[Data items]
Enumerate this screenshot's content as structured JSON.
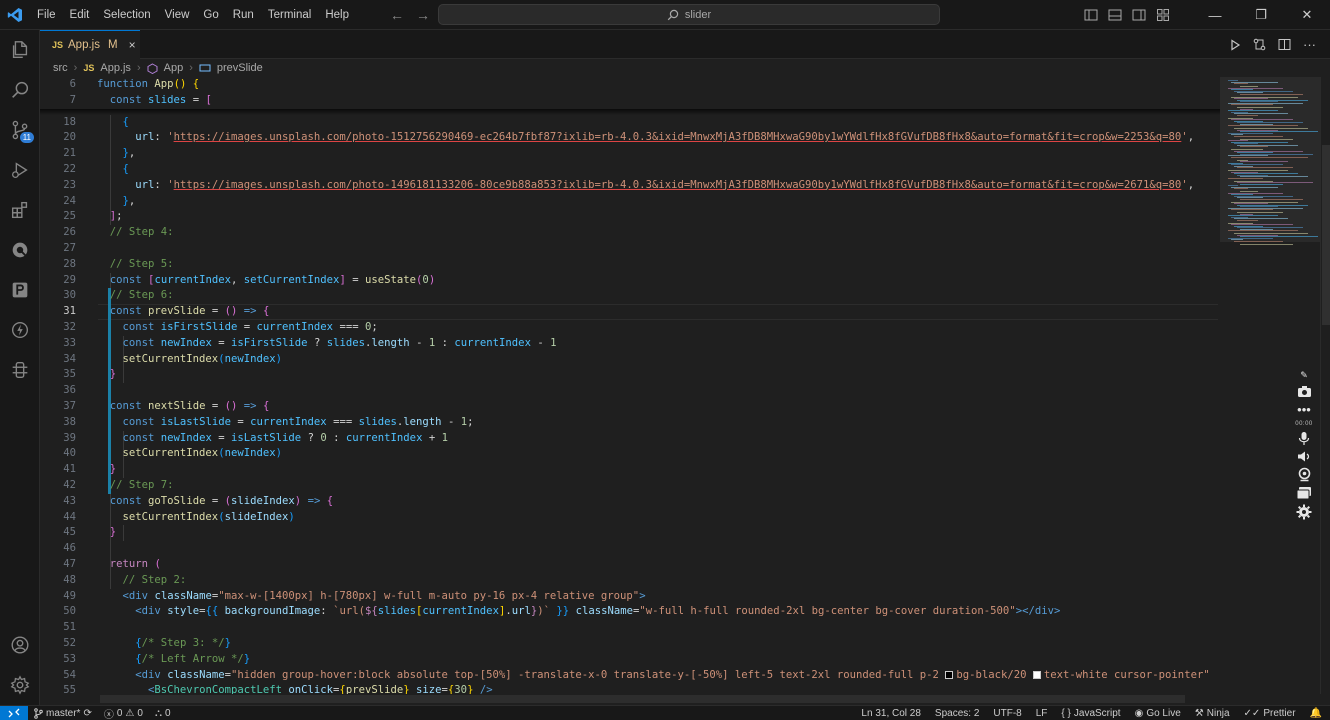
{
  "menu": [
    "File",
    "Edit",
    "Selection",
    "View",
    "Go",
    "Run",
    "Terminal",
    "Help"
  ],
  "search": {
    "text": "slider"
  },
  "tab": {
    "badge": "JS",
    "name": "App.js",
    "modified": "M",
    "close": "×"
  },
  "breadcrumb": [
    "src",
    "App.js",
    "App",
    "prevSlide"
  ],
  "breadcrumb_badges": {
    "js": "JS"
  },
  "activity_badge": "11",
  "sticky": [
    {
      "n": "6",
      "html": "<span class='kw'>function</span> <span class='fn'>App</span><span class='br1'>()</span> <span class='br1'>{</span>"
    },
    {
      "n": "7",
      "html": "  <span class='kw'>const</span> <span class='cst'>slides</span> <span class='pun'>=</span> <span class='br2'>[</span>"
    }
  ],
  "lines": [
    {
      "n": "18",
      "html": "    <span class='br3'>{</span>"
    },
    {
      "n": "20",
      "html": "      <span class='var'>url</span><span class='pun'>:</span> <span class='str'>'</span><span class='url'>https://images.unsplash.com/photo-1512756290469-ec264b7fbf87?ixlib=rb-4.0.3&amp;ixid=MnwxMjA3fDB8MHxwaG90by1wYWdlfHx8fGVufDB8fHx8&amp;auto=format&amp;fit=crop&amp;w=2253&amp;q=80</span><span class='str'>'</span><span class='pun'>,</span>"
    },
    {
      "n": "21",
      "html": "    <span class='br3'>}</span><span class='pun'>,</span>"
    },
    {
      "n": "22",
      "html": "    <span class='br3'>{</span>"
    },
    {
      "n": "23",
      "html": "      <span class='var'>url</span><span class='pun'>:</span> <span class='str'>'</span><span class='url'>https://images.unsplash.com/photo-1496181133206-80ce9b88a853?ixlib=rb-4.0.3&amp;ixid=MnwxMjA3fDB8MHxwaG90by1wYWdlfHx8fGVufDB8fHx8&amp;auto=format&amp;fit=crop&amp;w=2671&amp;q=80</span><span class='str'>'</span><span class='pun'>,</span>"
    },
    {
      "n": "24",
      "html": "    <span class='br3'>}</span><span class='pun'>,</span>"
    },
    {
      "n": "25",
      "html": "  <span class='br2'>]</span><span class='pun'>;</span>"
    },
    {
      "n": "26",
      "html": "  <span class='cm'>// Step 4:</span>"
    },
    {
      "n": "27",
      "html": ""
    },
    {
      "n": "28",
      "html": "  <span class='cm'>// Step 5:</span>"
    },
    {
      "n": "29",
      "html": "  <span class='kw'>const</span> <span class='br2'>[</span><span class='cst'>currentIndex</span><span class='pun'>,</span> <span class='cst'>setCurrentIndex</span><span class='br2'>]</span> <span class='pun'>=</span> <span class='fn'>useState</span><span class='br2'>(</span><span class='num'>0</span><span class='br2'>)</span>"
    },
    {
      "n": "30",
      "html": "  <span class='cm'>// Step 6:</span>"
    },
    {
      "n": "31",
      "html": "  <span class='kw'>const</span> <span class='fn'>prevSlide</span> <span class='pun'>=</span> <span class='br2'>()</span> <span class='kw'>=&gt;</span> <span class='br2'>{</span>",
      "current": true
    },
    {
      "n": "32",
      "html": "    <span class='kw'>const</span> <span class='cst'>isFirstSlide</span> <span class='pun'>=</span> <span class='cst'>currentIndex</span> <span class='pun'>===</span> <span class='num'>0</span><span class='pun'>;</span>"
    },
    {
      "n": "33",
      "html": "    <span class='kw'>const</span> <span class='cst'>newIndex</span> <span class='pun'>=</span> <span class='cst'>isFirstSlide</span> <span class='pun'>?</span> <span class='cst'>slides</span><span class='pun'>.</span><span class='var'>length</span> <span class='pun'>-</span> <span class='num'>1</span> <span class='pun'>:</span> <span class='cst'>currentIndex</span> <span class='pun'>-</span> <span class='num'>1</span>"
    },
    {
      "n": "34",
      "html": "    <span class='fn'>setCurrentIndex</span><span class='br3'>(</span><span class='cst'>newIndex</span><span class='br3'>)</span>"
    },
    {
      "n": "35",
      "html": "  <span class='br2'>}</span>"
    },
    {
      "n": "36",
      "html": ""
    },
    {
      "n": "37",
      "html": "  <span class='kw'>const</span> <span class='fn'>nextSlide</span> <span class='pun'>=</span> <span class='br2'>()</span> <span class='kw'>=&gt;</span> <span class='br2'>{</span>"
    },
    {
      "n": "38",
      "html": "    <span class='kw'>const</span> <span class='cst'>isLastSlide</span> <span class='pun'>=</span> <span class='cst'>currentIndex</span> <span class='pun'>===</span> <span class='cst'>slides</span><span class='pun'>.</span><span class='var'>length</span> <span class='pun'>-</span> <span class='num'>1</span><span class='pun'>;</span>"
    },
    {
      "n": "39",
      "html": "    <span class='kw'>const</span> <span class='cst'>newIndex</span> <span class='pun'>=</span> <span class='cst'>isLastSlide</span> <span class='pun'>?</span> <span class='num'>0</span> <span class='pun'>:</span> <span class='cst'>currentIndex</span> <span class='pun'>+</span> <span class='num'>1</span>"
    },
    {
      "n": "40",
      "html": "    <span class='fn'>setCurrentIndex</span><span class='br3'>(</span><span class='cst'>newIndex</span><span class='br3'>)</span>"
    },
    {
      "n": "41",
      "html": "  <span class='br2'>}</span>"
    },
    {
      "n": "42",
      "html": "  <span class='cm'>// Step 7:</span>"
    },
    {
      "n": "43",
      "html": "  <span class='kw'>const</span> <span class='fn'>goToSlide</span> <span class='pun'>=</span> <span class='br2'>(</span><span class='var'>slideIndex</span><span class='br2'>)</span> <span class='kw'>=&gt;</span> <span class='br2'>{</span>"
    },
    {
      "n": "44",
      "html": "    <span class='fn'>setCurrentIndex</span><span class='br3'>(</span><span class='var'>slideIndex</span><span class='br3'>)</span>"
    },
    {
      "n": "45",
      "html": "  <span class='br2'>}</span>"
    },
    {
      "n": "46",
      "html": ""
    },
    {
      "n": "47",
      "html": "  <span class='ctl'>return</span> <span class='br2'>(</span>"
    },
    {
      "n": "48",
      "html": "    <span class='cm'>// Step 2:</span>"
    },
    {
      "n": "49",
      "html": "    <span class='kw'>&lt;</span><span class='kw'>div</span> <span class='attr'>className</span><span class='pun'>=</span><span class='str'>\"max-w-[1400px] h-[780px] w-full m-auto py-16 px-4 relative group\"</span><span class='kw'>&gt;</span>"
    },
    {
      "n": "50",
      "html": "      <span class='kw'>&lt;div</span> <span class='attr'>style</span><span class='pun'>=</span><span class='br3'>{{</span> <span class='var'>backgroundImage</span><span class='pun'>:</span> <span class='str'>`url(</span><span class='ctl'>${</span><span class='cst'>slides</span><span class='br1'>[</span><span class='cst'>currentIndex</span><span class='br1'>]</span><span class='pun'>.</span><span class='var'>url</span><span class='ctl'>}</span><span class='str'>)`</span> <span class='br3'>}}</span> <span class='attr'>className</span><span class='pun'>=</span><span class='str'>\"w-full h-full rounded-2xl bg-center bg-cover duration-500\"</span><span class='kw'>&gt;&lt;/div&gt;</span>"
    },
    {
      "n": "51",
      "html": ""
    },
    {
      "n": "52",
      "html": "      <span class='br3'>{</span><span class='cm'>/* Step 3: */</span><span class='br3'>}</span>"
    },
    {
      "n": "53",
      "html": "      <span class='br3'>{</span><span class='cm'>/* Left Arrow */</span><span class='br3'>}</span>"
    },
    {
      "n": "54",
      "html": "      <span class='kw'>&lt;div</span> <span class='attr'>className</span><span class='pun'>=</span><span class='str'>\"hidden group-hover:block absolute top-[50%] -translate-x-0 translate-y-[-50%] left-5 text-2xl rounded-full p-2 </span><span class='box black'></span><span class='str'>bg-black/20 </span><span class='box white'></span><span class='str'>text-white cursor-pointer\"</span>"
    },
    {
      "n": "55",
      "html": "        <span class='kw'>&lt;</span><span class='tag'>BsChevronCompactLeft</span> <span class='attr'>onClick</span><span class='pun'>=</span><span class='br1'>{</span><span class='fn'>prevSlide</span><span class='br1'>}</span> <span class='attr'>size</span><span class='pun'>=</span><span class='br1'>{</span><span class='num'>30</span><span class='br1'>}</span> <span class='kw'>/&gt;</span>"
    }
  ],
  "status": {
    "branch": "master*",
    "sync": "",
    "errors": "0",
    "warnings": "0",
    "ports": "0",
    "position": "Ln 31, Col 28",
    "spaces": "Spaces: 2",
    "encoding": "UTF-8",
    "eol": "LF",
    "language": "JavaScript",
    "golive": "Go Live",
    "ninja": "Ninja",
    "prettier": "Prettier"
  },
  "float_tools": {
    "time": "00:00"
  },
  "colors": {
    "accent": "#0078d4",
    "background": "#1f1f1f"
  }
}
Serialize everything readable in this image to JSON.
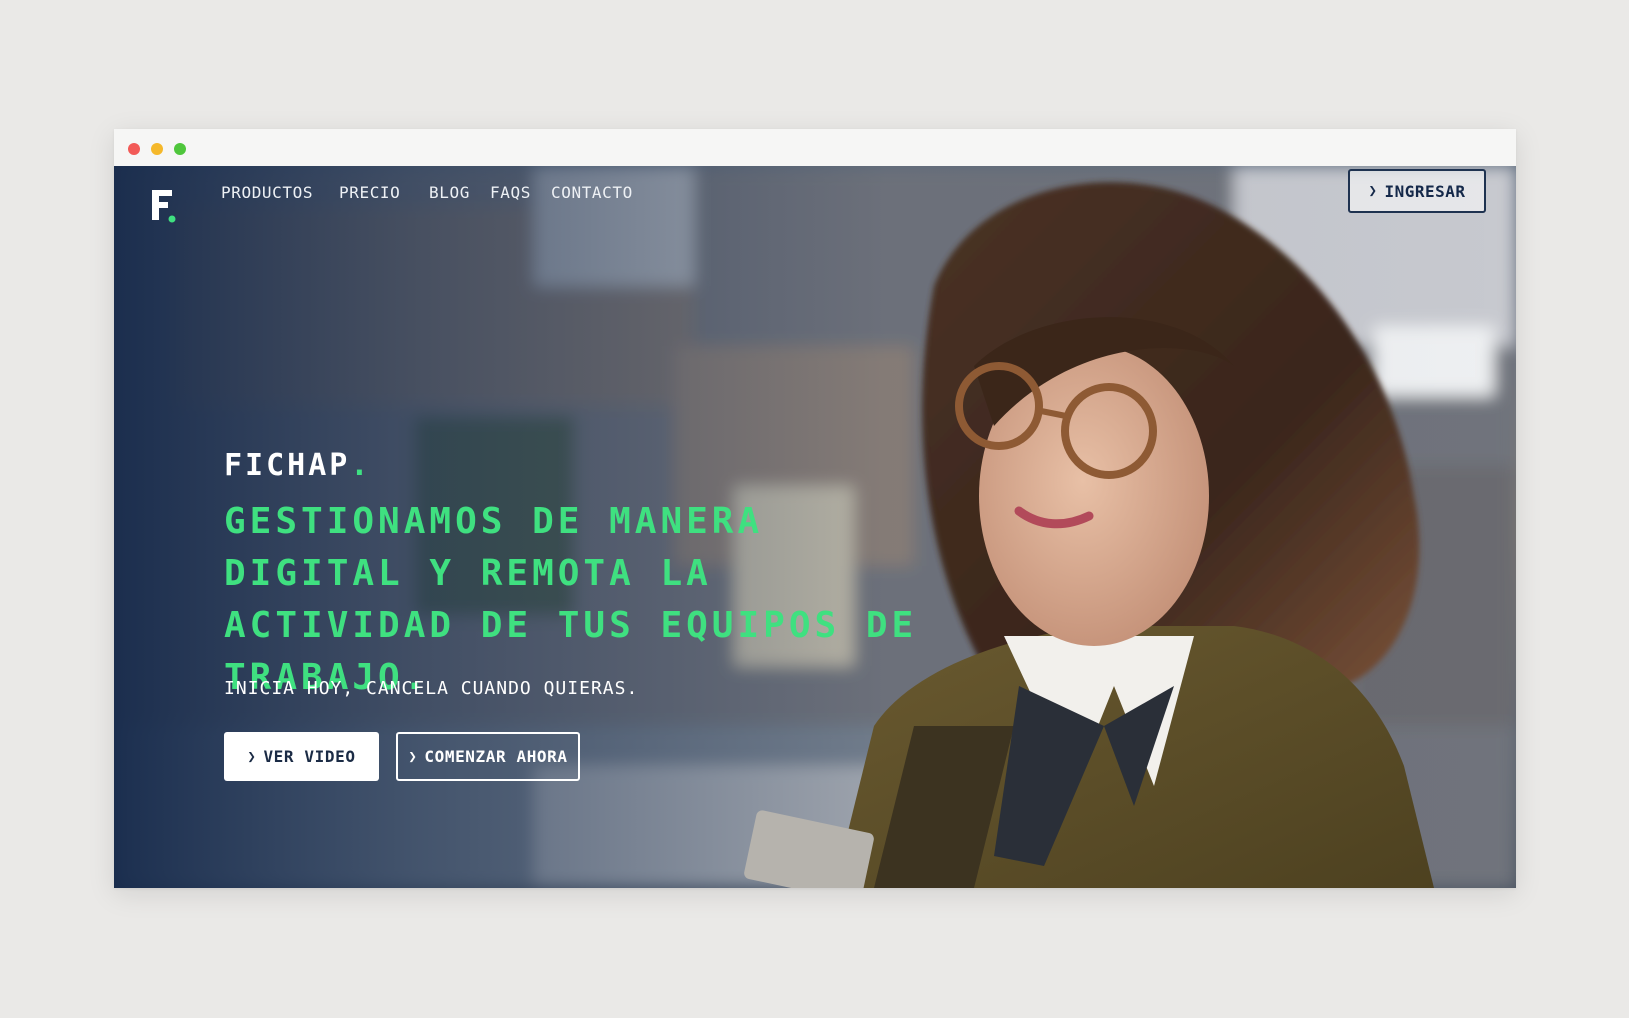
{
  "window": {
    "controls": [
      "close",
      "minimize",
      "maximize"
    ]
  },
  "nav": {
    "links": [
      {
        "label": "PRODUCTOS"
      },
      {
        "label": "PRECIO"
      },
      {
        "label": "BLOG"
      },
      {
        "label": "FAQS"
      },
      {
        "label": "CONTACTO"
      }
    ],
    "login_label": "INGRESAR",
    "login_icon": "chevron-right-icon"
  },
  "hero": {
    "brand": "FICHAP",
    "brand_dot": ".",
    "headline": "GESTIONAMOS DE MANERA DIGITAL Y REMOTA LA ACTIVIDAD DE TUS EQUIPOS DE TRABAJO.",
    "tagline": "INICIA HOY, CANCELA CUANDO QUIERAS.",
    "primary_button": "VER VIDEO",
    "secondary_button": "COMENZAR AHORA",
    "button_icon": "chevron-right-icon"
  },
  "colors": {
    "accent_green": "#3fe080",
    "navy": "#1b2b45",
    "white": "#ffffff",
    "page_bg": "#eae9e7"
  }
}
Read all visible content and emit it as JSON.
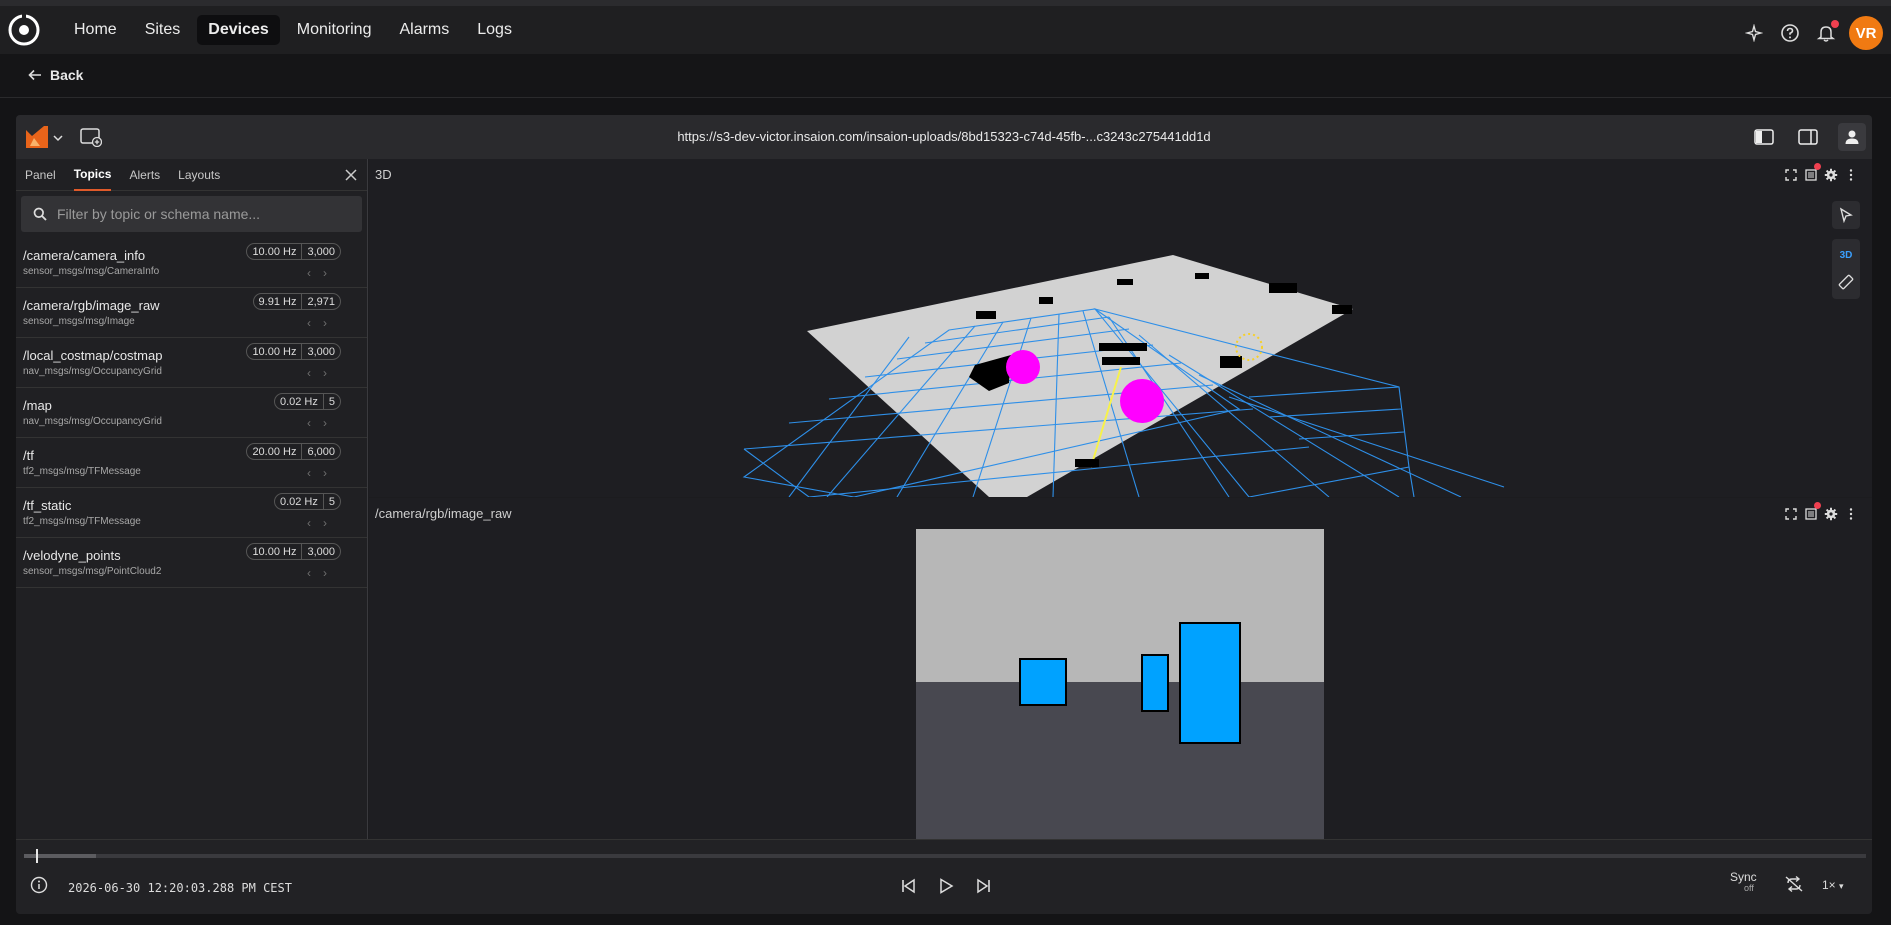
{
  "nav": {
    "items": [
      "Home",
      "Sites",
      "Devices",
      "Monitoring",
      "Alarms",
      "Logs"
    ],
    "active": "Devices",
    "avatar_initials": "VR"
  },
  "back_label": "Back",
  "app": {
    "url": "https://s3-dev-victor.insaion.com/insaion-uploads/8bd15323-c74d-45fb-...c3243c275441dd1d"
  },
  "sidebar": {
    "tabs": [
      "Panel",
      "Topics",
      "Alerts",
      "Layouts"
    ],
    "active_tab": "Topics",
    "search_placeholder": "Filter by topic or schema name...",
    "topics": [
      {
        "name": "/camera/camera_info",
        "schema": "sensor_msgs/msg/CameraInfo",
        "hz": "10.00 Hz",
        "count": "3,000"
      },
      {
        "name": "/camera/rgb/image_raw",
        "schema": "sensor_msgs/msg/Image",
        "hz": "9.91 Hz",
        "count": "2,971"
      },
      {
        "name": "/local_costmap/costmap",
        "schema": "nav_msgs/msg/OccupancyGrid",
        "hz": "10.00 Hz",
        "count": "3,000"
      },
      {
        "name": "/map",
        "schema": "nav_msgs/msg/OccupancyGrid",
        "hz": "0.02 Hz",
        "count": "5"
      },
      {
        "name": "/tf",
        "schema": "tf2_msgs/msg/TFMessage",
        "hz": "20.00 Hz",
        "count": "6,000"
      },
      {
        "name": "/tf_static",
        "schema": "tf2_msgs/msg/TFMessage",
        "hz": "0.02 Hz",
        "count": "5"
      },
      {
        "name": "/velodyne_points",
        "schema": "sensor_msgs/msg/PointCloud2",
        "hz": "10.00 Hz",
        "count": "3,000"
      }
    ]
  },
  "panels": {
    "scene_title": "3D",
    "scene_mode": "3D",
    "image_title": "/camera/rgb/image_raw"
  },
  "playback": {
    "timestamp": "2026-06-30 12:20:03.288 PM CEST",
    "sync_label": "Sync",
    "sync_state": "off",
    "speed": "1×"
  },
  "colors": {
    "accent_orange": "#f07a12",
    "grid_blue": "#2e8fe8",
    "magenta": "#ff00ff",
    "cyan_box": "#00a2ff"
  }
}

> YOUR GOAL: Check each line of the records for the word "prevSlide", and show the lines that contain it.

> TASK RESULT:
    "prevSlide"
      "html": "  <span class='kw'>const</span> <span class='fn'>prevSlide</span> <span class='pun'>=</span> <span class='br2'>()</span> <span class='kw'>=&gt;</span> <span class='br2'>{</span>",
      "html": "        <span class='kw'>&lt;</span><span class='tag'>BsChevronCompactLeft</span> <span class='attr'>onClick</span><span class='pun'>=</span><span class='br1'>{</span><span class='fn'>prevSlide</span><span class='br1'>}</span> <span class='attr'>size</span><span class='pun'>=</span><span class='br1'>{</span><span class='num'>30</span><span class='br1'>}</span> <span class='kw'>/&gt;</span>"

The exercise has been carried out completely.